- [Given data]:

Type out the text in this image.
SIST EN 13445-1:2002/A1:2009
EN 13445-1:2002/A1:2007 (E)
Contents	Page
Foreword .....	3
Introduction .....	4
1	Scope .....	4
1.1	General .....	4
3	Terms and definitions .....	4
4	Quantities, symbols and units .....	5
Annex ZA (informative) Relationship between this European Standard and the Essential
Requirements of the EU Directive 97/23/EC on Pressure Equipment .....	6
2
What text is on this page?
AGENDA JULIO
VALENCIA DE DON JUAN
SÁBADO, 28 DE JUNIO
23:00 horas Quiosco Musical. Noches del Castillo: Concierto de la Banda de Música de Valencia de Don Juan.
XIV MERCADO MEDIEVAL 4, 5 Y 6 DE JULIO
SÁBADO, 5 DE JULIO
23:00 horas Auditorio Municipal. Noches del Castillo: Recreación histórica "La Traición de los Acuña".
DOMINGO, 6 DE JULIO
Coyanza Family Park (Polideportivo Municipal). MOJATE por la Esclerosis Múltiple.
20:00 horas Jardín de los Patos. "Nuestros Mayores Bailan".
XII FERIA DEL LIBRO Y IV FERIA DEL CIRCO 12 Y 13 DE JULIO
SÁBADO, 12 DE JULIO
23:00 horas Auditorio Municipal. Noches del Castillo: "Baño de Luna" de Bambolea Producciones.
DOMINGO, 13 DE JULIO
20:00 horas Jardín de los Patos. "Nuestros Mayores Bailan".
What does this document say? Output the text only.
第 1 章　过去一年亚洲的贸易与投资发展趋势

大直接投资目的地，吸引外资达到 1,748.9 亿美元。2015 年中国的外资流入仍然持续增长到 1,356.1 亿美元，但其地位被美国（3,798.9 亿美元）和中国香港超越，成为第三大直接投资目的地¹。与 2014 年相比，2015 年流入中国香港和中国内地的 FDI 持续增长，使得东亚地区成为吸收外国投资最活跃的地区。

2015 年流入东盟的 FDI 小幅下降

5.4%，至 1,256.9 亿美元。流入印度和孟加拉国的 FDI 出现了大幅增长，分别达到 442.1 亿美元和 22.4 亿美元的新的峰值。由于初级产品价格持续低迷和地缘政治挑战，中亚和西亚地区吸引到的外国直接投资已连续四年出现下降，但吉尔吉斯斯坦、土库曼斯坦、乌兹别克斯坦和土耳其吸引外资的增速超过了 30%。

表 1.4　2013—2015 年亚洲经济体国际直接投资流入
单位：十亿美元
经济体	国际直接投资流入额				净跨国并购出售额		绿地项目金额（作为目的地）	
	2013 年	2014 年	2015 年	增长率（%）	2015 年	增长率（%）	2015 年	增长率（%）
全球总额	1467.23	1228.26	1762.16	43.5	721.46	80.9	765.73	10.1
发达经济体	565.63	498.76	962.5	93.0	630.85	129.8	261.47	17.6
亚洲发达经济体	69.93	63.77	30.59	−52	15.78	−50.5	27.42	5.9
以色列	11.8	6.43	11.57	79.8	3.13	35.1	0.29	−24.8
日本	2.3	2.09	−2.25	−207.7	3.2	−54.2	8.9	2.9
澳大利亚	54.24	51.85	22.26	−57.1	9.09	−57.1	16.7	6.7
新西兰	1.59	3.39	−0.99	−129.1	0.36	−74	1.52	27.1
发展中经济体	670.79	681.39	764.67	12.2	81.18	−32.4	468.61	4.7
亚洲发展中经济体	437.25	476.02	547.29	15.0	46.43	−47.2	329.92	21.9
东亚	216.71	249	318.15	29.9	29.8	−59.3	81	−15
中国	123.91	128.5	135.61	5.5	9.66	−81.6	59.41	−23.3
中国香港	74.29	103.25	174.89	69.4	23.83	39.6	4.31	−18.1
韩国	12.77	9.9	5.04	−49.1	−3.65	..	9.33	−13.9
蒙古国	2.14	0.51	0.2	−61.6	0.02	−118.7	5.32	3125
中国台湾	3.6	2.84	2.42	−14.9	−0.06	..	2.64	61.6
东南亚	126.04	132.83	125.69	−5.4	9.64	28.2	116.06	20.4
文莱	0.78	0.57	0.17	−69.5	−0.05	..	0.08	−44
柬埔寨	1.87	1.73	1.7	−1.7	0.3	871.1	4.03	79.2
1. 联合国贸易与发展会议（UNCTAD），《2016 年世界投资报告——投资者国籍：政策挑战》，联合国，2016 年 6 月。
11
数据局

- [Objective]: Every record should be repeated exactly; please leave none out.

- [Solution to this problem]:
Type out the text in this image.
SIST EN 13445-1:2002/A1:2009
EN 13445-1:2002/A1:2007 (E)
Contents	Page
Foreword .....	3
Introduction .....	4
1	Scope .....	4
1.1	General .....	4
3	Terms and definitions .....	4
4	Quantities, symbols and units .....	5
Annex ZA (informative) Relationship between this European Standard and the Essential
Requirements of the EU Directive 97/23/EC on Pressure Equipment .....	6
2
What text is on this page?
AGENDA JULIO
VALENCIA DE DON JUAN
SÁBADO, 28 DE JUNIO
23:00 horas Quiosco Musical. Noches del Castillo: Concierto de la Banda de Música de Valencia de Don Juan.
XIV MERCADO MEDIEVAL 4, 5 Y 6 DE JULIO
SÁBADO, 5 DE JULIO
23:00 horas Auditorio Municipal. Noches del Castillo: Recreación histórica "La Traición de los Acuña".
DOMINGO, 6 DE JULIO
Coyanza Family Park (Polideportivo Municipal). MOJATE por la Esclerosis Múltiple.
20:00 horas Jardín de los Patos. "Nuestros Mayores Bailan".
XII FERIA DEL LIBRO Y IV FERIA DEL CIRCO 12 Y 13 DE JULIO
SÁBADO, 12 DE JULIO
23:00 horas Auditorio Municipal. Noches del Castillo: "Baño de Luna" de Bambolea Producciones.
DOMINGO, 13 DE JULIO
20:00 horas Jardín de los Patos. "Nuestros Mayores Bailan".
What does this document say? Output the text only.
第 1 章　过去一年亚洲的贸易与投资发展趋势

大直接投资目的地，吸引外资达到 1,748.9 亿美元。2015 年中国的外资流入仍然持续增长到 1,356.1 亿美元，但其地位被美国（3,798.9 亿美元）和中国香港超越，成为第三大直接投资目的地¹。与 2014 年相比，2015 年流入中国香港和中国内地的 FDI 持续增长，使得东亚地区成为吸收外国投资最活跃的地区。

2015 年流入东盟的 FDI 小幅下降

5.4%，至 1,256.9 亿美元。流入印度和孟加拉国的 FDI 出现了大幅增长，分别达到 442.1 亿美元和 22.4 亿美元的新的峰值。由于初级产品价格持续低迷和地缘政治挑战，中亚和西亚地区吸引到的外国直接投资已连续四年出现下降，但吉尔吉斯斯坦、土库曼斯坦、乌兹别克斯坦和土耳其吸引外资的增速超过了 30%。

表 1.4　2013—2015 年亚洲经济体国际直接投资流入
单位：十亿美元
经济体	国际直接投资流入额				净跨国并购出售额		绿地项目金额（作为目的地）	
	2013 年	2014 年	2015 年	增长率（%）	2015 年	增长率（%）	2015 年	增长率（%）
全球总额	1467.23	1228.26	1762.16	43.5	721.46	80.9	765.73	10.1
发达经济体	565.63	498.76	962.5	93.0	630.85	129.8	261.47	17.6
亚洲发达经济体	69.93	63.77	30.59	−52	15.78	−50.5	27.42	5.9
以色列	11.8	6.43	11.57	79.8	3.13	35.1	0.29	−24.8
日本	2.3	2.09	−2.25	−207.7	3.2	−54.2	8.9	2.9
澳大利亚	54.24	51.85	22.26	−57.1	9.09	−57.1	16.7	6.7
新西兰	1.59	3.39	−0.99	−129.1	0.36	−74	1.52	27.1
发展中经济体	670.79	681.39	764.67	12.2	81.18	−32.4	468.61	4.7
亚洲发展中经济体	437.25	476.02	547.29	15.0	46.43	−47.2	329.92	21.9
东亚	216.71	249	318.15	29.9	29.8	−59.3	81	−15
中国	123.91	128.5	135.61	5.5	9.66	−81.6	59.41	−23.3
中国香港	74.29	103.25	174.89	69.4	23.83	39.6	4.31	−18.1
韩国	12.77	9.9	5.04	−49.1	−3.65	..	9.33	−13.9
蒙古国	2.14	0.51	0.2	−61.6	0.02	−118.7	5.32	3125
中国台湾	3.6	2.84	2.42	−14.9	−0.06	..	2.64	61.6
东南亚	126.04	132.83	125.69	−5.4	9.64	28.2	116.06	20.4
文莱	0.78	0.57	0.17	−69.5	−0.05	..	0.08	−44
柬埔寨	1.87	1.73	1.7	−1.7	0.3	871.1	4.03	79.2
1. 联合国贸易与发展会议（UNCTAD），《2016 年世界投资报告——投资者国籍：政策挑战》，联合国，2016 年 6 月。
11
数据局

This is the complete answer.